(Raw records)
- - -

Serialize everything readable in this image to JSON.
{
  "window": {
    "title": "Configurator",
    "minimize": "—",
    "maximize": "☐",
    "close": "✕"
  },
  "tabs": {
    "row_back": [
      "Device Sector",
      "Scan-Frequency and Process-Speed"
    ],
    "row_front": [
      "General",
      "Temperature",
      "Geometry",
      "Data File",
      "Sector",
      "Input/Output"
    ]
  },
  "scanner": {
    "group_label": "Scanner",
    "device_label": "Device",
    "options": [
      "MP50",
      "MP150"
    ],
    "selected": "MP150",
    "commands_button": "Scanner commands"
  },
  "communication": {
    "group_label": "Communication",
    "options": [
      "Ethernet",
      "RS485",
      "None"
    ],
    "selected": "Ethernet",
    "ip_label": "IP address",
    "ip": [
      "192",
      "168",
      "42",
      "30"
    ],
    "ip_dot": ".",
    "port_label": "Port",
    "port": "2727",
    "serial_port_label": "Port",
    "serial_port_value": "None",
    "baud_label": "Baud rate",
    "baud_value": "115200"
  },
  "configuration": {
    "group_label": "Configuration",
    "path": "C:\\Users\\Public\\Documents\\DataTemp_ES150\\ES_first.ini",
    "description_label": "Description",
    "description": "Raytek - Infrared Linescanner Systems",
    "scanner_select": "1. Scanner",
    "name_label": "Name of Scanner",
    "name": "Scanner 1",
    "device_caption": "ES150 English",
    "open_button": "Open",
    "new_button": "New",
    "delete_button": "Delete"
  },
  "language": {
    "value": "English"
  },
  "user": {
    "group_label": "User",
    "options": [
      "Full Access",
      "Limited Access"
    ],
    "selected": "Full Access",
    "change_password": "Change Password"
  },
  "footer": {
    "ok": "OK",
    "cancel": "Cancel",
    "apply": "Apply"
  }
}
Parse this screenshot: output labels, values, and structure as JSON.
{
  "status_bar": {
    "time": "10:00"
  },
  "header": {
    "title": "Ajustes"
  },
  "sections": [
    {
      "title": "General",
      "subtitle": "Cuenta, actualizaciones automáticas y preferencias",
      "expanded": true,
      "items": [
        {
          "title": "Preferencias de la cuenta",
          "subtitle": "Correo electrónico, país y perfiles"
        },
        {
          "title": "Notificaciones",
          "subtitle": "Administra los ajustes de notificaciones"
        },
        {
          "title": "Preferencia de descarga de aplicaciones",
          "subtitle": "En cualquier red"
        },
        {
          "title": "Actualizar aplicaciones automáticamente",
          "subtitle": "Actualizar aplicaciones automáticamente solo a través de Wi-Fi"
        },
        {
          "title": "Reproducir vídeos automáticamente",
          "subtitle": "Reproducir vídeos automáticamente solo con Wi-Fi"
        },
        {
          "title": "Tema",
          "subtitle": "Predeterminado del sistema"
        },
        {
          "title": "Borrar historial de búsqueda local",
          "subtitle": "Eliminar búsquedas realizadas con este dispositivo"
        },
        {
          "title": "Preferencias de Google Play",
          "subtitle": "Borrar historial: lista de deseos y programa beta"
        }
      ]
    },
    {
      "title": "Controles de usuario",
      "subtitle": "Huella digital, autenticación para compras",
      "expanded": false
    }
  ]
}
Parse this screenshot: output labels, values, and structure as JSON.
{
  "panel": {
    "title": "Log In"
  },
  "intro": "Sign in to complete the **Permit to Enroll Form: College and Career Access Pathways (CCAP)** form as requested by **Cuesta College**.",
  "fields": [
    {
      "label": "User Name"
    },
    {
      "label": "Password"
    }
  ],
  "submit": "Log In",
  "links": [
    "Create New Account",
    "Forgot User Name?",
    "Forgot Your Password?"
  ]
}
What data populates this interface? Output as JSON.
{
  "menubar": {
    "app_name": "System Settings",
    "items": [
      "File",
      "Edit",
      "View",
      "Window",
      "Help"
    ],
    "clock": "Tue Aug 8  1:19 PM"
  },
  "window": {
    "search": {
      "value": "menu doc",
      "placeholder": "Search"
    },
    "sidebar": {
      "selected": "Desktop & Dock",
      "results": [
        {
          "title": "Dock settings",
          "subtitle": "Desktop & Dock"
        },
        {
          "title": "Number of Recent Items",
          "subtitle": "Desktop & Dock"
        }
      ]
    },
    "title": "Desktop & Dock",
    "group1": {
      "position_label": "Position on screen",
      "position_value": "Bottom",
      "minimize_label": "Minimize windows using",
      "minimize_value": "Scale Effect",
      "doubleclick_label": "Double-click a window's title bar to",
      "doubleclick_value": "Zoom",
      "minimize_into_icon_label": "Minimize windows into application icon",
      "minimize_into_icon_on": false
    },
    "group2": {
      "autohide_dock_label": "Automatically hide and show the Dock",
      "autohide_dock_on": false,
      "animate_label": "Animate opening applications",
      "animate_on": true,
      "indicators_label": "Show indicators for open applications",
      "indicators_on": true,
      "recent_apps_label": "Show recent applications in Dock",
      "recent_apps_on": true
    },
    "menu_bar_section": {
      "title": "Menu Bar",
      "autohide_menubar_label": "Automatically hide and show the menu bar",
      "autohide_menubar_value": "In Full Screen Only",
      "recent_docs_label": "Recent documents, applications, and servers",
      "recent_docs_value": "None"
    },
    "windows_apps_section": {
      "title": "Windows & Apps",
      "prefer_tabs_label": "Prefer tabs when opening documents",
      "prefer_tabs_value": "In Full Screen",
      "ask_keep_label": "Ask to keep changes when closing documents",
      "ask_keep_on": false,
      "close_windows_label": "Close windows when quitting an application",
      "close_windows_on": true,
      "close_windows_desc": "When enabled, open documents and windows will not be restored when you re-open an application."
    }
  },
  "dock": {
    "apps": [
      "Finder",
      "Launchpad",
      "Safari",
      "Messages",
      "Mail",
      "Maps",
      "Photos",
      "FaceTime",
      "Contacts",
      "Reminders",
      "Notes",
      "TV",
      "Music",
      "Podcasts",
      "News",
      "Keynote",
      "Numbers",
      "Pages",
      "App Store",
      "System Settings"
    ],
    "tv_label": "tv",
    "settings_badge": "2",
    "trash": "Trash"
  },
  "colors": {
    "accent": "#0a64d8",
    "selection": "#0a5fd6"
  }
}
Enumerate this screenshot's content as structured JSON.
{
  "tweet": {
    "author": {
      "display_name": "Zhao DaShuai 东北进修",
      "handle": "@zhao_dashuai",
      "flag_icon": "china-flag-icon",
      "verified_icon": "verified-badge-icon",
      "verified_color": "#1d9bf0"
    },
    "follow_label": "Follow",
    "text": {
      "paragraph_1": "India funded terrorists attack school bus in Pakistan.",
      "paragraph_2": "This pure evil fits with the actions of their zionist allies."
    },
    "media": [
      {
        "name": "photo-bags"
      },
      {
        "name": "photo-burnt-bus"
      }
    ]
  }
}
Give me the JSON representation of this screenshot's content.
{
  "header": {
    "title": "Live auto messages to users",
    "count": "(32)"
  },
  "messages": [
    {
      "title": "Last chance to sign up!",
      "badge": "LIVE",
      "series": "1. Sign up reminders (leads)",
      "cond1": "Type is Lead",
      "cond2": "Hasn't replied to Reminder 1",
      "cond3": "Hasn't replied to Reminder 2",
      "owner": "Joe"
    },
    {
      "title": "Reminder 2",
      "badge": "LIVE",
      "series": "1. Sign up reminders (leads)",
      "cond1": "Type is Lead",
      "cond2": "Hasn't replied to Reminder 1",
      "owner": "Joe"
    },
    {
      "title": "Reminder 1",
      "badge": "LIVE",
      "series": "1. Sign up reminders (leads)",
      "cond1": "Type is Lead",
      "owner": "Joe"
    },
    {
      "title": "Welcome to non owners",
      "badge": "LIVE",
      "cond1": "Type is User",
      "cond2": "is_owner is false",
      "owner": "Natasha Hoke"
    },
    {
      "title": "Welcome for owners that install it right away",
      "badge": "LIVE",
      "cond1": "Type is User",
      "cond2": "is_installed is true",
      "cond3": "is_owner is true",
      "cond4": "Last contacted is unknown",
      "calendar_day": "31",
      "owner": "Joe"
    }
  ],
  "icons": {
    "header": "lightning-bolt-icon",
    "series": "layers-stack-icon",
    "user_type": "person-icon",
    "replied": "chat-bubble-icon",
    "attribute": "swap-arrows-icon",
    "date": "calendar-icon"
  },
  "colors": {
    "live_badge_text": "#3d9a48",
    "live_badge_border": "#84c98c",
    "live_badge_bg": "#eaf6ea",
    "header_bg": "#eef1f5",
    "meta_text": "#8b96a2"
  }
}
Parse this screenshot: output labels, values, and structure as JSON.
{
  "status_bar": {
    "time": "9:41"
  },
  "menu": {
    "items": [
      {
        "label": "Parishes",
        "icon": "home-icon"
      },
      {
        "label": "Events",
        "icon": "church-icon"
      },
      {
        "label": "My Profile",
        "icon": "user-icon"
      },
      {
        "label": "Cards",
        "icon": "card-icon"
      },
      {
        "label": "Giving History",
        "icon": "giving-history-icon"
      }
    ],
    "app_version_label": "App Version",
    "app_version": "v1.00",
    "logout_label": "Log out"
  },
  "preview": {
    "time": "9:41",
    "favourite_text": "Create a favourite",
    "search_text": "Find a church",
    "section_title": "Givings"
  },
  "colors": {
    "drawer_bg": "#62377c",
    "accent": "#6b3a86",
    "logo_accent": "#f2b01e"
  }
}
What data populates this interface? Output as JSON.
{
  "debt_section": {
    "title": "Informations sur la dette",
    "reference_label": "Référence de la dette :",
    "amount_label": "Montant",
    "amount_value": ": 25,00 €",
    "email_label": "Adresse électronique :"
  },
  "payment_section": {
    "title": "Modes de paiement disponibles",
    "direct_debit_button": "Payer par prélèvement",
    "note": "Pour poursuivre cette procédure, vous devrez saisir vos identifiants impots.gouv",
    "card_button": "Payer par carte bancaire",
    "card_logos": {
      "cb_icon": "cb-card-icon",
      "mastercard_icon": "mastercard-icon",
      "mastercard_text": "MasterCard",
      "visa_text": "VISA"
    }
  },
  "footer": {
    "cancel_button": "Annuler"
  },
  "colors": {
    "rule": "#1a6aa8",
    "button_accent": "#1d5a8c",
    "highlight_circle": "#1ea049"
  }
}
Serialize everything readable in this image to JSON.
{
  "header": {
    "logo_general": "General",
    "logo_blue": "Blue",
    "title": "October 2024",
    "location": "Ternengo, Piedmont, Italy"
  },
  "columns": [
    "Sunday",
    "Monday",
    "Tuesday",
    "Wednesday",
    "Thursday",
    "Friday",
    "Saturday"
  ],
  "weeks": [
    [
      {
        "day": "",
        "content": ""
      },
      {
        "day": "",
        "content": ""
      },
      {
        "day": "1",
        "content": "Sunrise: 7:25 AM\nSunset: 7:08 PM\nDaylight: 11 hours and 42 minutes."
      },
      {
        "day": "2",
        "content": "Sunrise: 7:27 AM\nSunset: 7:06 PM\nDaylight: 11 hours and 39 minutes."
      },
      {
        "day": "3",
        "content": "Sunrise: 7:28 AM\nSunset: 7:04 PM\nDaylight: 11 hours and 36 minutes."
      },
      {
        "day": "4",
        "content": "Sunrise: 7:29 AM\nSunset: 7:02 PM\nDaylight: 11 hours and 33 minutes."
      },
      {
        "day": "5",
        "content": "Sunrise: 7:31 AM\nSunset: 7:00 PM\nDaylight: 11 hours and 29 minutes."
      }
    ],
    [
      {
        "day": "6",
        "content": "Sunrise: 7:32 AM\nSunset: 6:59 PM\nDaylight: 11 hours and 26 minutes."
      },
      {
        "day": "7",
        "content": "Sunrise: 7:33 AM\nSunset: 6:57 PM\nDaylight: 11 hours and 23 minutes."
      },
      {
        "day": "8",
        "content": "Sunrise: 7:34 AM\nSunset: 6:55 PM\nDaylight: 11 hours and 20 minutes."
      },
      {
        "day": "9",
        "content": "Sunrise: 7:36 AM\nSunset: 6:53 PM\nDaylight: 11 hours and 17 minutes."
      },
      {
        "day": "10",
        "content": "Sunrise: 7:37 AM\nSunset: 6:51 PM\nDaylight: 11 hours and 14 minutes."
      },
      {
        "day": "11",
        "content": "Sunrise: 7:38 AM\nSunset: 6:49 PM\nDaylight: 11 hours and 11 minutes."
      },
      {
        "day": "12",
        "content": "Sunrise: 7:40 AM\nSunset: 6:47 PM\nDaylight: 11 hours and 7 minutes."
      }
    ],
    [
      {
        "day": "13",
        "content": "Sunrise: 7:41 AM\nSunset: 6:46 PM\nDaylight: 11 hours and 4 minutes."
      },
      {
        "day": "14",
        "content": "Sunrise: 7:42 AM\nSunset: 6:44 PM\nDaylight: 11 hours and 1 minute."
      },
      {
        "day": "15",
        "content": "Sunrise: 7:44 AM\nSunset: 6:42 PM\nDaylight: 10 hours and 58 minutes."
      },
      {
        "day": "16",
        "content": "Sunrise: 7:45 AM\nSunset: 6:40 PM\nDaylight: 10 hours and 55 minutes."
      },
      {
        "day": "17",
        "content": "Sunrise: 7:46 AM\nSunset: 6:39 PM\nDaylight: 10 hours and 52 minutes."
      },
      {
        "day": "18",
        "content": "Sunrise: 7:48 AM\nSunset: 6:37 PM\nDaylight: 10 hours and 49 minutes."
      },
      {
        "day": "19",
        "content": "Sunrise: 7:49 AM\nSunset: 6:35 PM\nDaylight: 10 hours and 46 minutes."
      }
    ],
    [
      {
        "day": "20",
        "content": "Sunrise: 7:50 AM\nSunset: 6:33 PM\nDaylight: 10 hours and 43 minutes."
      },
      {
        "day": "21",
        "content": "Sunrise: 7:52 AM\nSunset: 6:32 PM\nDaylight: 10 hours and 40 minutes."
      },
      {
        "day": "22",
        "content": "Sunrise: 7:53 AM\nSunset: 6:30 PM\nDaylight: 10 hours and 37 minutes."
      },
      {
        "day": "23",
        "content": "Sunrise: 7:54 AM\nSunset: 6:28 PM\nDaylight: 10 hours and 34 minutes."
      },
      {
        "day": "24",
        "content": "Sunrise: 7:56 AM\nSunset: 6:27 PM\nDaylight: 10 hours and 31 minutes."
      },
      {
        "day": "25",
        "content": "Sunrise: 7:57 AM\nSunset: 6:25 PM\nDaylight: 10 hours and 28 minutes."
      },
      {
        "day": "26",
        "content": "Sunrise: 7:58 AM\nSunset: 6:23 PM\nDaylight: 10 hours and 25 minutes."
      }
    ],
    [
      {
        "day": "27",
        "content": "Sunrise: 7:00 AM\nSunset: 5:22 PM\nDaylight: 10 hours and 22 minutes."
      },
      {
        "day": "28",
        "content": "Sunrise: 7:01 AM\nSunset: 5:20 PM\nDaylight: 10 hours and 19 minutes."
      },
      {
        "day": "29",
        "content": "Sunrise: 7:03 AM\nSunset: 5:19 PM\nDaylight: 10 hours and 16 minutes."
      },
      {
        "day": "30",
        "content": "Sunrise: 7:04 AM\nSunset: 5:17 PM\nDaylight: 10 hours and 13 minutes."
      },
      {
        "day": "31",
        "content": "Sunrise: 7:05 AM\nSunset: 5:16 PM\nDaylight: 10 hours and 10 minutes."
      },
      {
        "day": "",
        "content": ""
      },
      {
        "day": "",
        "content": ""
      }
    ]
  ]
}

- - -

§ What is required
Pick out the lines above containing the word "Access", then copy them.

§ Task response
      "Full Access",
      "Limited Access"
    "selected": "Full Access",
  "intro": "Sign in to complete the **Permit to Enroll Form: College and Career Access Pathways (CCAP)** form as requested by **Cuesta College**.",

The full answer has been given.